** START Available data **

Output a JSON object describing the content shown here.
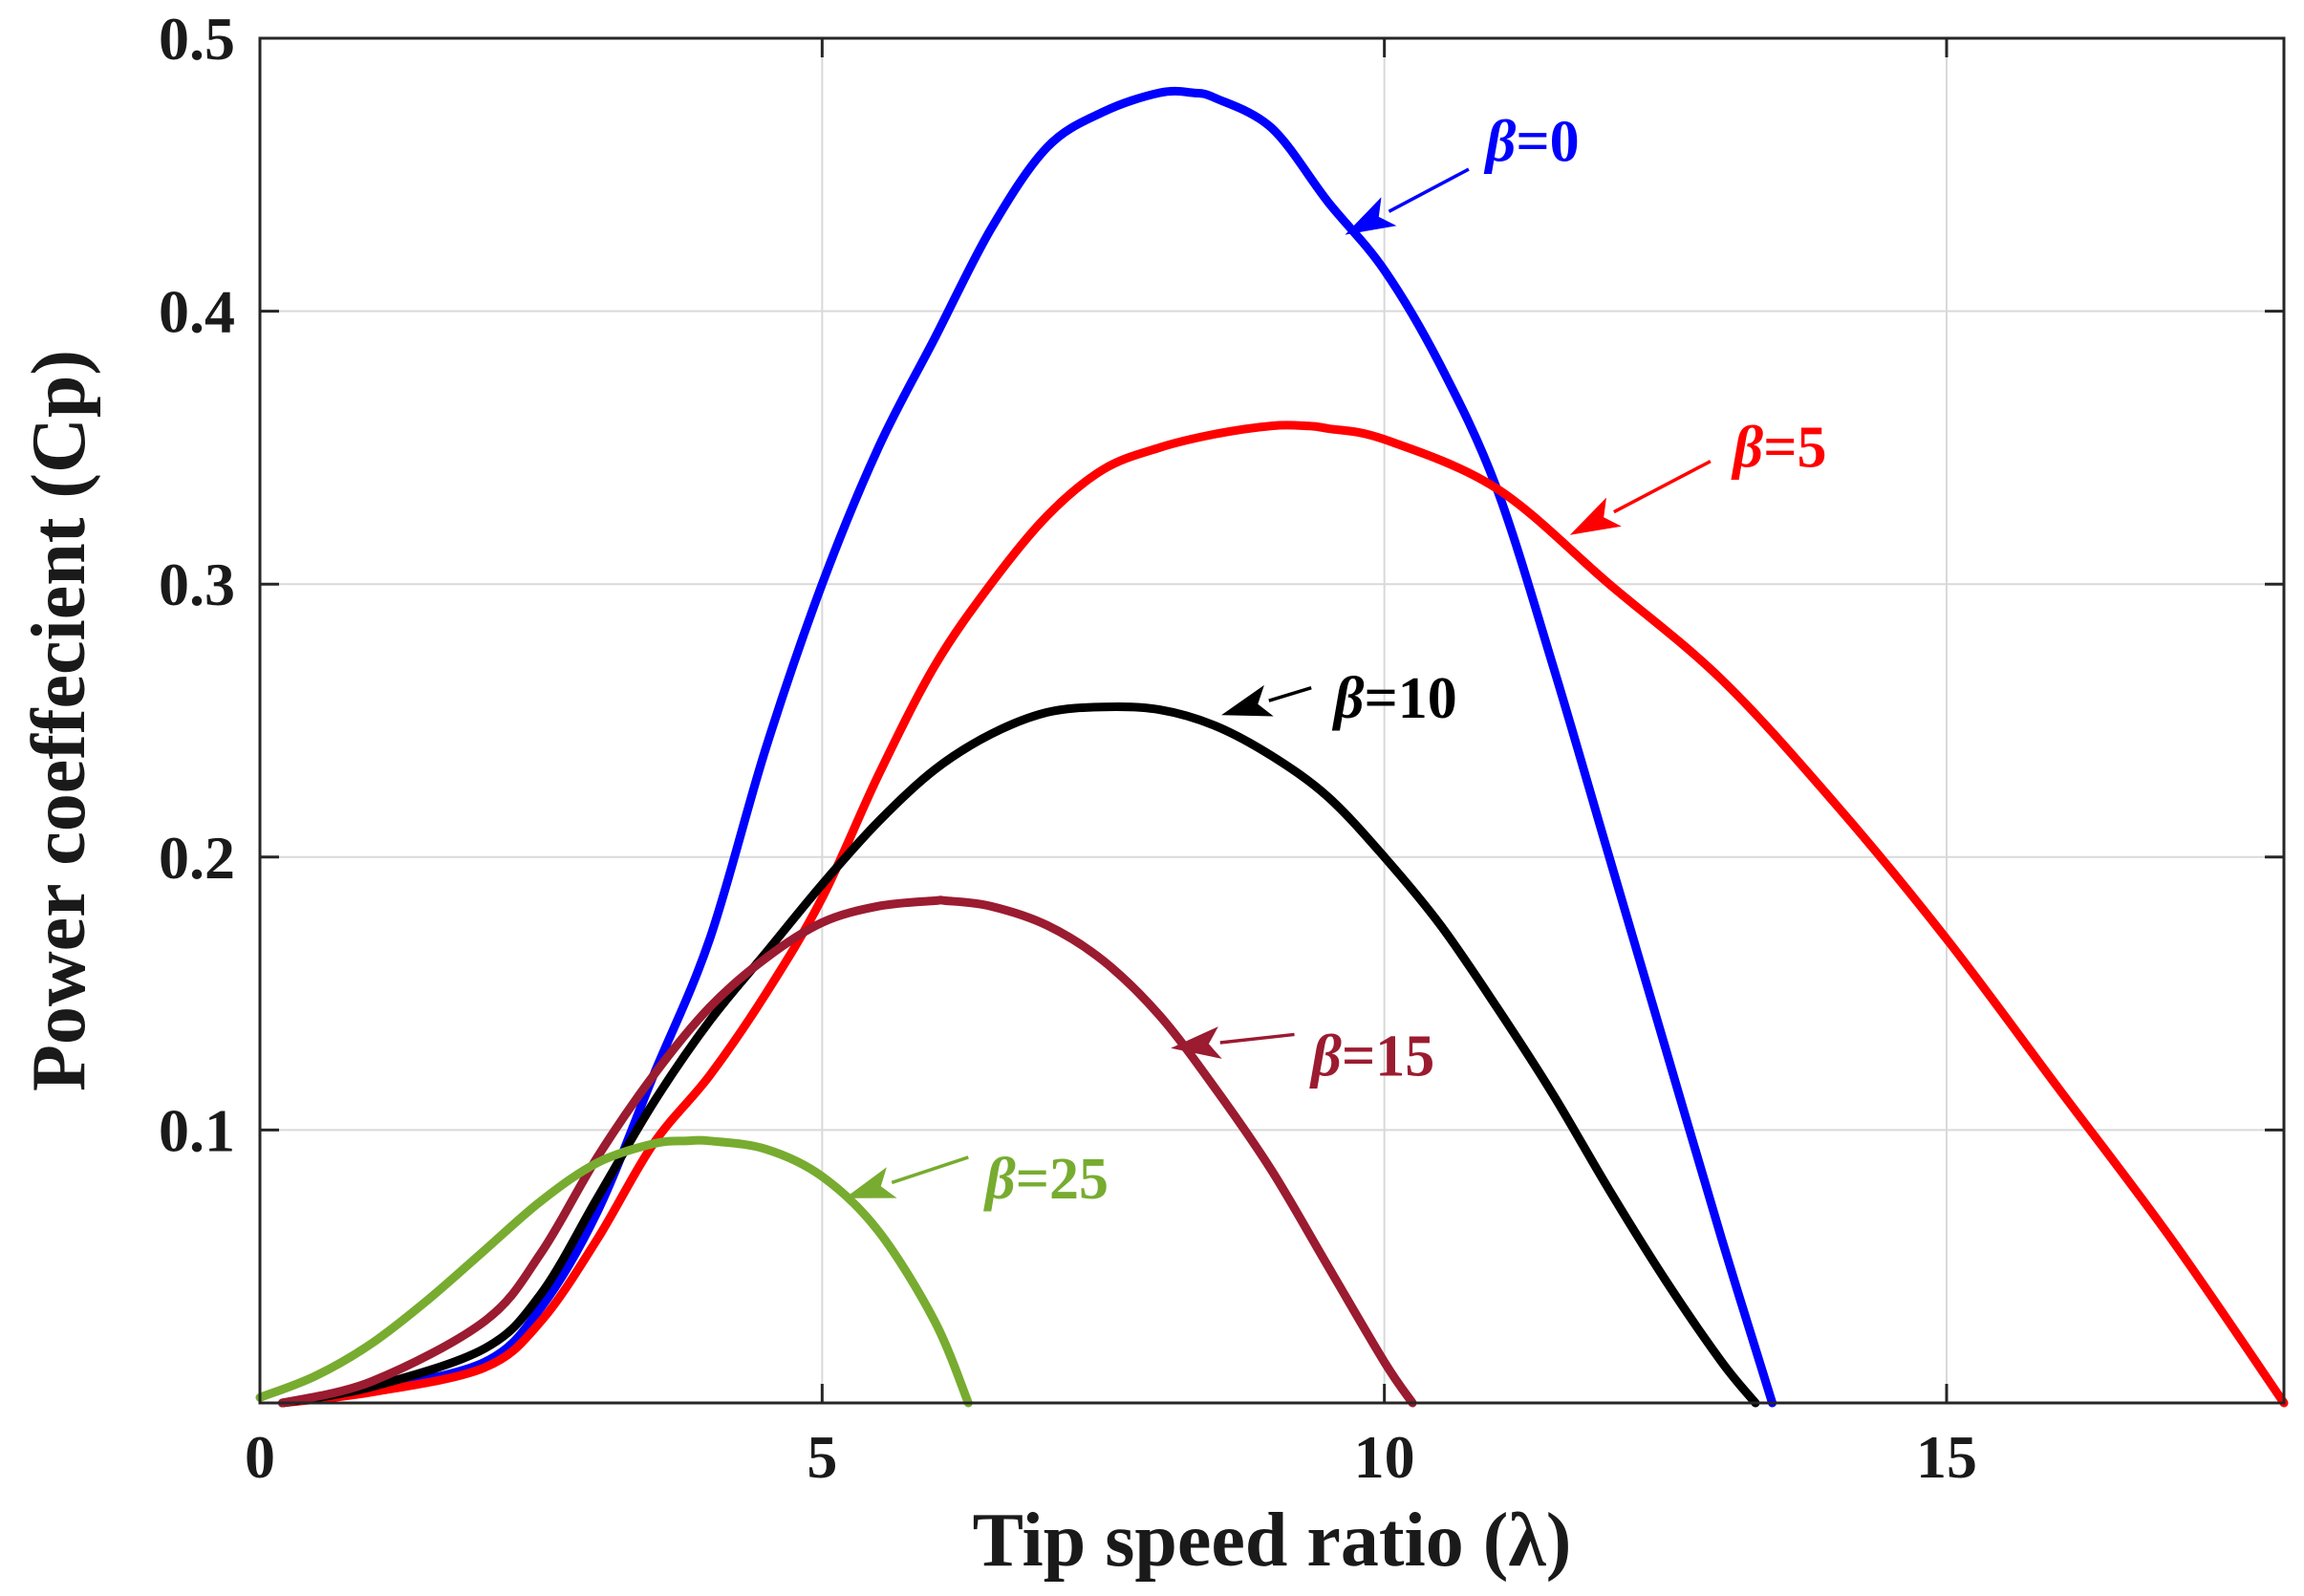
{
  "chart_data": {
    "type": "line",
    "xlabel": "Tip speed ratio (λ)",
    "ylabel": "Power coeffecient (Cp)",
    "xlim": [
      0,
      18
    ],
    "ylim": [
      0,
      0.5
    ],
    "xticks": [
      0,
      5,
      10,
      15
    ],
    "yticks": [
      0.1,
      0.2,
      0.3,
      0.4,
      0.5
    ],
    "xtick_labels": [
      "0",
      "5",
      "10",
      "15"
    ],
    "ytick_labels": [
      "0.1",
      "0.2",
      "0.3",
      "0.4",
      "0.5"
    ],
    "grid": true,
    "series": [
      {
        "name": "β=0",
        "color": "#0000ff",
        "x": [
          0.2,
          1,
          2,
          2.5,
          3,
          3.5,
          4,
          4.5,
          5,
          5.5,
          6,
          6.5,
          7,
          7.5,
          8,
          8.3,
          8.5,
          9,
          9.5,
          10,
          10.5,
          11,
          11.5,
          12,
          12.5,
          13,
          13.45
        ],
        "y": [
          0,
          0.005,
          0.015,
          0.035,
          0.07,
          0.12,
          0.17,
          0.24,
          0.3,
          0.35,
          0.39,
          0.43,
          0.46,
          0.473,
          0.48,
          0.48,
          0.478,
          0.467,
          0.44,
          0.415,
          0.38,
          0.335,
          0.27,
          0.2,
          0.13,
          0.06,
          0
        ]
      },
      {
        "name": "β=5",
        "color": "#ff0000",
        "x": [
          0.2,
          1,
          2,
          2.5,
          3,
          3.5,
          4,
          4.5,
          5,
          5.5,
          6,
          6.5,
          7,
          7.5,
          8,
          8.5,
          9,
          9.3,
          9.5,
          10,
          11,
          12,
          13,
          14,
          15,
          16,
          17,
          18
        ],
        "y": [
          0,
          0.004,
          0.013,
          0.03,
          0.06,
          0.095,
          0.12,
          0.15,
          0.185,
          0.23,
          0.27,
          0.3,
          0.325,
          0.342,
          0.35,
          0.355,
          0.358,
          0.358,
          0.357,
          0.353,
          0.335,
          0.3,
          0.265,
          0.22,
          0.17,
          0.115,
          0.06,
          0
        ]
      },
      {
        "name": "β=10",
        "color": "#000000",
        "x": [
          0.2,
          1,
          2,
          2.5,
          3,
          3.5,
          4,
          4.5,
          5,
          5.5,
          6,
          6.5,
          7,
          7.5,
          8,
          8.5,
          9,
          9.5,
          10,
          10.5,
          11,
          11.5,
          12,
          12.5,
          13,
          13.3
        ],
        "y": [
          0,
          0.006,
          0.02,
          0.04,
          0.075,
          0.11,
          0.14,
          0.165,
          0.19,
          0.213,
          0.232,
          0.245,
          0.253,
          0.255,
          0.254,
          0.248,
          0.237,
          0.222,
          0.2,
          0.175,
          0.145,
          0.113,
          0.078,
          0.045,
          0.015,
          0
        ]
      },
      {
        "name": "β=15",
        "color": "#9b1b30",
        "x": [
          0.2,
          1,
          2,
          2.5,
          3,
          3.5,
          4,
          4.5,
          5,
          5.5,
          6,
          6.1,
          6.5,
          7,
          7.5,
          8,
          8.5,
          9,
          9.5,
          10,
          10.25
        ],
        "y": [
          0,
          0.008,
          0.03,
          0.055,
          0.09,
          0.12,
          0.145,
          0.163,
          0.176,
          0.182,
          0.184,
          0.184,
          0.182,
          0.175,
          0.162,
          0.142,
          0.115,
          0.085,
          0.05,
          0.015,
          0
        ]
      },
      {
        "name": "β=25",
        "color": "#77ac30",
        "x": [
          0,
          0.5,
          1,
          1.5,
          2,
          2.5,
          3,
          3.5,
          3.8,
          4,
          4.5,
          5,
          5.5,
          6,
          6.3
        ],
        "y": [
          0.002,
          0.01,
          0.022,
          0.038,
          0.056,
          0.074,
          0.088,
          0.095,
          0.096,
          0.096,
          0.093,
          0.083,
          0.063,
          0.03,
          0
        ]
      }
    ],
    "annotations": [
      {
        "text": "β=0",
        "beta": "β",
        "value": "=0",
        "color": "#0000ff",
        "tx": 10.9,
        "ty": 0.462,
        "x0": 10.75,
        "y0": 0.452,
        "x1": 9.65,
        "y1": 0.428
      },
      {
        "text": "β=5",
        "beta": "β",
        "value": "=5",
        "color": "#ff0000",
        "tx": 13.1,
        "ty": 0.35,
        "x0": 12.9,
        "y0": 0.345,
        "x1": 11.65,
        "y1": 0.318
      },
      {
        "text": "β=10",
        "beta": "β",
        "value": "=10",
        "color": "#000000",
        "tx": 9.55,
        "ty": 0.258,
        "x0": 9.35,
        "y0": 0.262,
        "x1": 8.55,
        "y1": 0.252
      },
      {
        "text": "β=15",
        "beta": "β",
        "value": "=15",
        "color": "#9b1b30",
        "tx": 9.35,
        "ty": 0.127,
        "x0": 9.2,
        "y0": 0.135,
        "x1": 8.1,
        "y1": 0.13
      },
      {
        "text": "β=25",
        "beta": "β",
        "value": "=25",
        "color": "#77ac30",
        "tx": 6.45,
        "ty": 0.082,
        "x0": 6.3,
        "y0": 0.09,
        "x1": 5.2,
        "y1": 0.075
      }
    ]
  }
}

** END Available data **

[Set task] Among these entries, how many lines include the string "name"? Reply with the number by itself.

[Result for this task] 5